GIVEN EXERCISE
Locate all lines with the word "text" and copy them out.

MATERIAL FOR THIS TASK
════
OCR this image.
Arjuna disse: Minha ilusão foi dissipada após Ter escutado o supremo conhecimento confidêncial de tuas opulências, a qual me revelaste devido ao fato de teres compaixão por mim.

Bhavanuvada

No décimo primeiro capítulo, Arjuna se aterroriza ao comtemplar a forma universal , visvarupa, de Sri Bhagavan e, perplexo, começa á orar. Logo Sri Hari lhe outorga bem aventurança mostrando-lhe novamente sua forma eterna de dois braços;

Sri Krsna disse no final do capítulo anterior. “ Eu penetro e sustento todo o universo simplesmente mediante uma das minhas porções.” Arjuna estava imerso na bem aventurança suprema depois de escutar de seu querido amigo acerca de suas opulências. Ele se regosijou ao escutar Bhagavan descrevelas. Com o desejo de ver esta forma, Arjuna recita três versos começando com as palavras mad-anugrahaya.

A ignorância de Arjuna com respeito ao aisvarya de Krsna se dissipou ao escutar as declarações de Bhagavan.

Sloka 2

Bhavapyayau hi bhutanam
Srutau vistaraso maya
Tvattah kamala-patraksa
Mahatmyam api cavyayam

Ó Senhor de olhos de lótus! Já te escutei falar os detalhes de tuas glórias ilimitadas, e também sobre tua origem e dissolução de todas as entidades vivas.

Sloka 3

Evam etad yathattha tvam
════
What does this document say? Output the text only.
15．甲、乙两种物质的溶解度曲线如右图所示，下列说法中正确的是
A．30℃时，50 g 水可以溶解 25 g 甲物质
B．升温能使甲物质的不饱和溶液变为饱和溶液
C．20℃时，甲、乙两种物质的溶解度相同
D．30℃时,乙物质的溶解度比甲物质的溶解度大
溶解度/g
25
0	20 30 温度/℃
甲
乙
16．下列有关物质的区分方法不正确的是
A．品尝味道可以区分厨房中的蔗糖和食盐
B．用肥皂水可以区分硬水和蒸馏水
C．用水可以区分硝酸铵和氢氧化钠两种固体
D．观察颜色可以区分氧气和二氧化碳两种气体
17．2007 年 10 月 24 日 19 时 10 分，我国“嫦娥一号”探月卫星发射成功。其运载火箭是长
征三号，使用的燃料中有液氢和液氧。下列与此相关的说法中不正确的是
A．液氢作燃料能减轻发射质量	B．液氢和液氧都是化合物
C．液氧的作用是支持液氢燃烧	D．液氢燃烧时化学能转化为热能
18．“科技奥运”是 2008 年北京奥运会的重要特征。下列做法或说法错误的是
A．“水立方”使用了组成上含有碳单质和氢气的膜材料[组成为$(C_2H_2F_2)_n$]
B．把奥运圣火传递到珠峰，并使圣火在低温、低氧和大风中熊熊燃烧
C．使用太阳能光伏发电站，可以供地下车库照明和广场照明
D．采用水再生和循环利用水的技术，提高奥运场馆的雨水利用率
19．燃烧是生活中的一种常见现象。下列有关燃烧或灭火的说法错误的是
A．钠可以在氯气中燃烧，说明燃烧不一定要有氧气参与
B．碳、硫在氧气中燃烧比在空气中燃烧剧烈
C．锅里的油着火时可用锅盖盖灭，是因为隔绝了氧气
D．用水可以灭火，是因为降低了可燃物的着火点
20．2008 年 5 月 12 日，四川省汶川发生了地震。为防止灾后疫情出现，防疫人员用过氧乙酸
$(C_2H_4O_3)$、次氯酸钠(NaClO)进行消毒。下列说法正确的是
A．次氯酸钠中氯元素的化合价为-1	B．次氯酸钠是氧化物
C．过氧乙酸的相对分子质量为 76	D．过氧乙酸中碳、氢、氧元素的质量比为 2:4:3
════
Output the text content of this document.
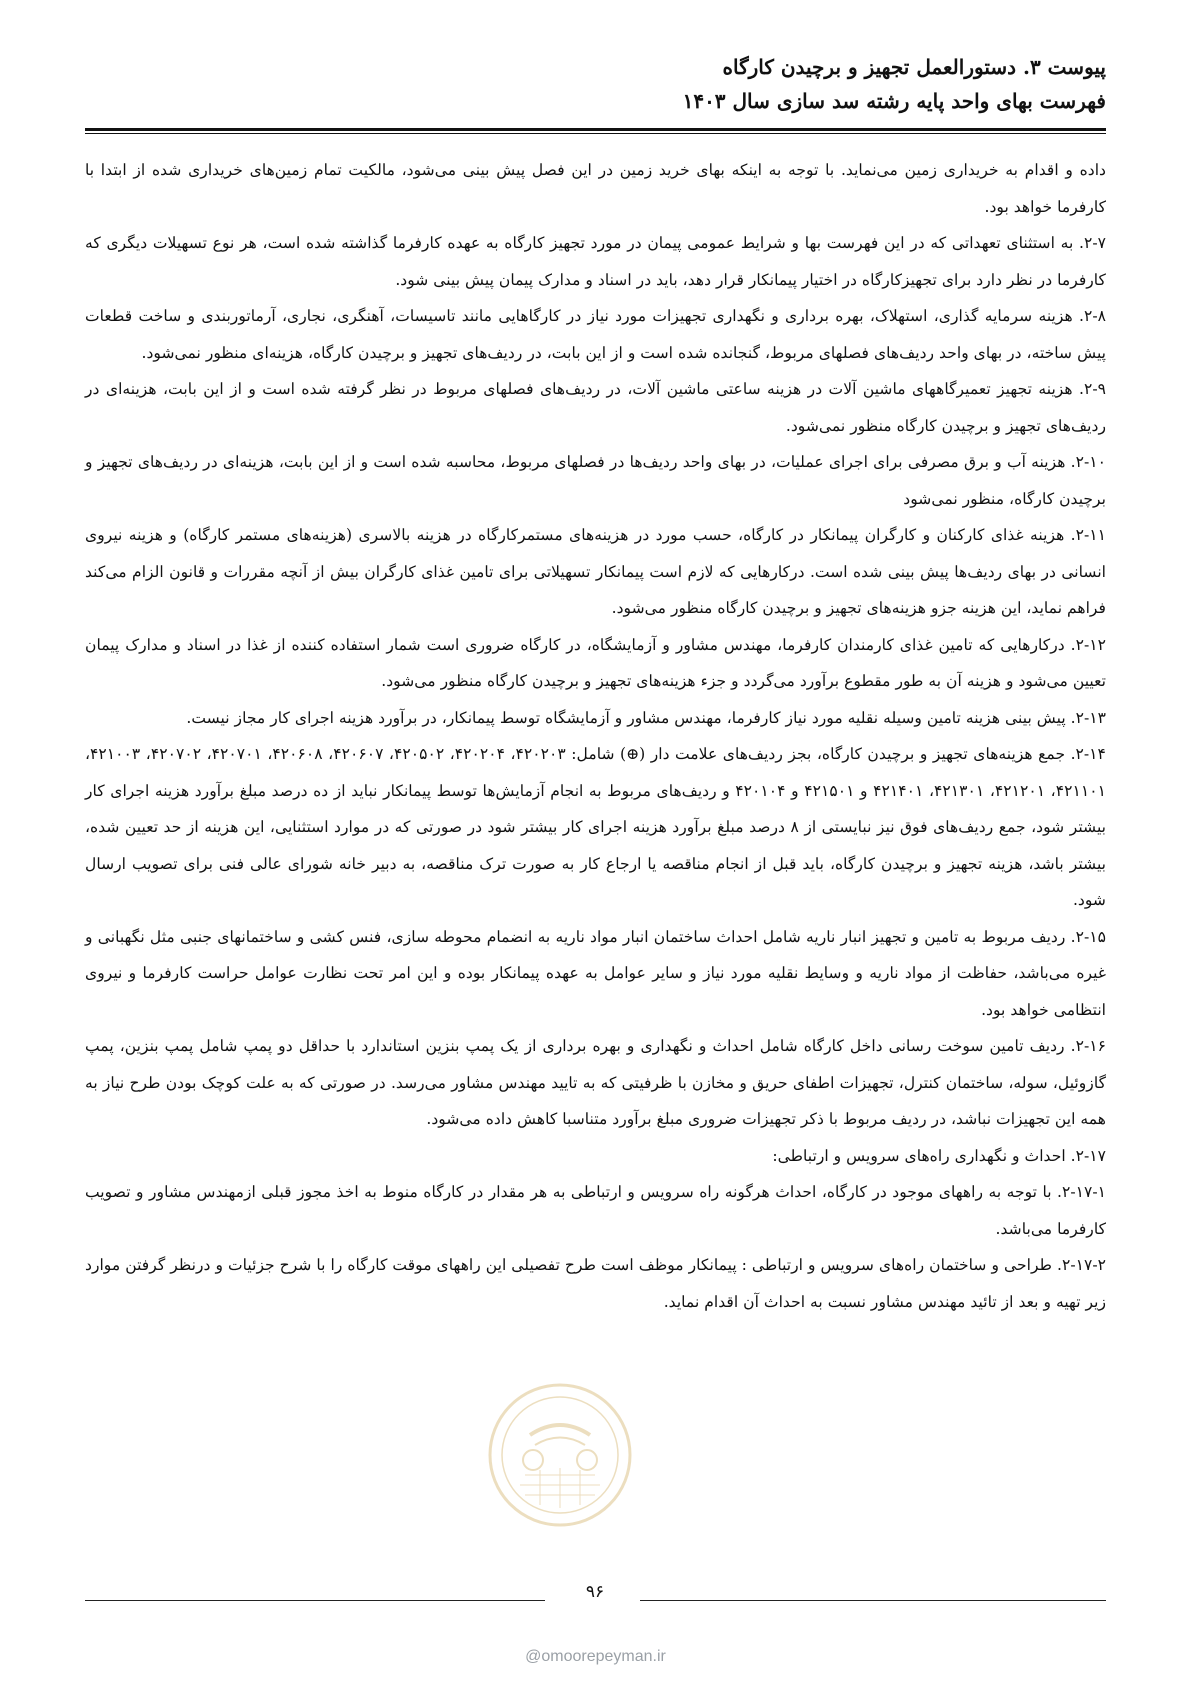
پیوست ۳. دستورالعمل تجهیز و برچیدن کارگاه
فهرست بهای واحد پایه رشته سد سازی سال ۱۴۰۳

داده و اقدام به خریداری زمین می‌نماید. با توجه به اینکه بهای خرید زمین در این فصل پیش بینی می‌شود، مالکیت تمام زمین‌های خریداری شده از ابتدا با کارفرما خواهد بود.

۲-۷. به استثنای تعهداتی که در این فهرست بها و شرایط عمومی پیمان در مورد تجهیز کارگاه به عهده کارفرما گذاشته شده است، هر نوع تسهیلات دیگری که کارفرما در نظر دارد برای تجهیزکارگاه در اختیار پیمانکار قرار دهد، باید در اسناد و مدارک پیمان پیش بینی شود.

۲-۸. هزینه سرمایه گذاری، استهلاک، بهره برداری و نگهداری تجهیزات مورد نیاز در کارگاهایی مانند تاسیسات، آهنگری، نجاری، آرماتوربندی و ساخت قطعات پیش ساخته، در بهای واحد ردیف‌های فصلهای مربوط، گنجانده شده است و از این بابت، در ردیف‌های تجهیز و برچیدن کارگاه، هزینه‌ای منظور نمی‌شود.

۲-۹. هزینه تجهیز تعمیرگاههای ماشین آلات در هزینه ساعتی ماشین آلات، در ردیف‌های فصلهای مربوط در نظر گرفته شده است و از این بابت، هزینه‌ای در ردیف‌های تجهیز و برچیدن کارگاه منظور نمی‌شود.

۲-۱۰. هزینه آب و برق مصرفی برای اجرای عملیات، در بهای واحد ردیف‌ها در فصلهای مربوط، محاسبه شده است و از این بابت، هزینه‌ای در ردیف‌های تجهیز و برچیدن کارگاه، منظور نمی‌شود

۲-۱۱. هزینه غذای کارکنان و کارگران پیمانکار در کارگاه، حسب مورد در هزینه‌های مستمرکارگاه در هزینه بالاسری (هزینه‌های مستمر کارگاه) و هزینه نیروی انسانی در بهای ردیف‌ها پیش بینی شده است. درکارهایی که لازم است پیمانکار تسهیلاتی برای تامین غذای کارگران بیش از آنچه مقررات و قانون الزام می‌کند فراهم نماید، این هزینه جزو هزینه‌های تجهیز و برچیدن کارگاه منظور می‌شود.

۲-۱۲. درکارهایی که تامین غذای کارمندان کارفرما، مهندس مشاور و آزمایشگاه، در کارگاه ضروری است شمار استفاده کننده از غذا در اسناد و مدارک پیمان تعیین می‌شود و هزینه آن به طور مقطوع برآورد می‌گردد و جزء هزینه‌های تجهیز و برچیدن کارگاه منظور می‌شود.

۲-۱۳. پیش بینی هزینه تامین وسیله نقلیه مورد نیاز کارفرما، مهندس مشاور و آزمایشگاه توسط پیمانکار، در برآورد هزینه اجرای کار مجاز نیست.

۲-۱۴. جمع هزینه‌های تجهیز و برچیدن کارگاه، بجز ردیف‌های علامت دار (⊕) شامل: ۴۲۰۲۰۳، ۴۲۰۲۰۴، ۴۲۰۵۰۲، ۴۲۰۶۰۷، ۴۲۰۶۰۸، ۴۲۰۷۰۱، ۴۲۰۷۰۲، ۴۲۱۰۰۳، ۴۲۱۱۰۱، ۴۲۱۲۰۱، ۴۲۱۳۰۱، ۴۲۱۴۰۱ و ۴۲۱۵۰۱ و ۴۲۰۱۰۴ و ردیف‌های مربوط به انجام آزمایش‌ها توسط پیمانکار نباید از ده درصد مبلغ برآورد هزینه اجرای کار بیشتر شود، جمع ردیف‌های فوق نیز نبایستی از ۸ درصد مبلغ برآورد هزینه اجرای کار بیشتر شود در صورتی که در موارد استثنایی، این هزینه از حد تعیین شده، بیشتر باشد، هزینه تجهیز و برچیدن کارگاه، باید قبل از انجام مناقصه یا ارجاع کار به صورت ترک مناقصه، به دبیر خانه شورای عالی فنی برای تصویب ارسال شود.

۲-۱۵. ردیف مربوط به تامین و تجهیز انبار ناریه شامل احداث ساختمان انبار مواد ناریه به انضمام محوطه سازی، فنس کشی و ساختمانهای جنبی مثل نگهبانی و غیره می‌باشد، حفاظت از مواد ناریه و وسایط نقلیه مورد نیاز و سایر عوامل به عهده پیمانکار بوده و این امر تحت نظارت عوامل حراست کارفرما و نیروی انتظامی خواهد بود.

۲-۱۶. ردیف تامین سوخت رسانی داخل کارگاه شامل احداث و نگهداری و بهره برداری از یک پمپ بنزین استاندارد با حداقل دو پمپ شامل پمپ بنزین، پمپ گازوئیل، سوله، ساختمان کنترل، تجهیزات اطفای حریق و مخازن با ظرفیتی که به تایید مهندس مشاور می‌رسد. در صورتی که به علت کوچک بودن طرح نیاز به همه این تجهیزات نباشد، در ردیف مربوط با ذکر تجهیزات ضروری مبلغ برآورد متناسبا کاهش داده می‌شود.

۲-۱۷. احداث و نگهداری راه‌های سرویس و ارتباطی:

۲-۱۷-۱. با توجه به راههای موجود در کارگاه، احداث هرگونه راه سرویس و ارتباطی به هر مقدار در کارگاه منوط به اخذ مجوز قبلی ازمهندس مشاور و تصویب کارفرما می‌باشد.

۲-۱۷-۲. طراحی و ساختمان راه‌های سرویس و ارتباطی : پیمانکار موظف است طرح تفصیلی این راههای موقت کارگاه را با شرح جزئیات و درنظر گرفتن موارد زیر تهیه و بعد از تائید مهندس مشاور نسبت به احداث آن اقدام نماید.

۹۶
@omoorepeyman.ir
════
OUTPUT BELOW
What does this document say? Output the text only.
Output the text content of this document.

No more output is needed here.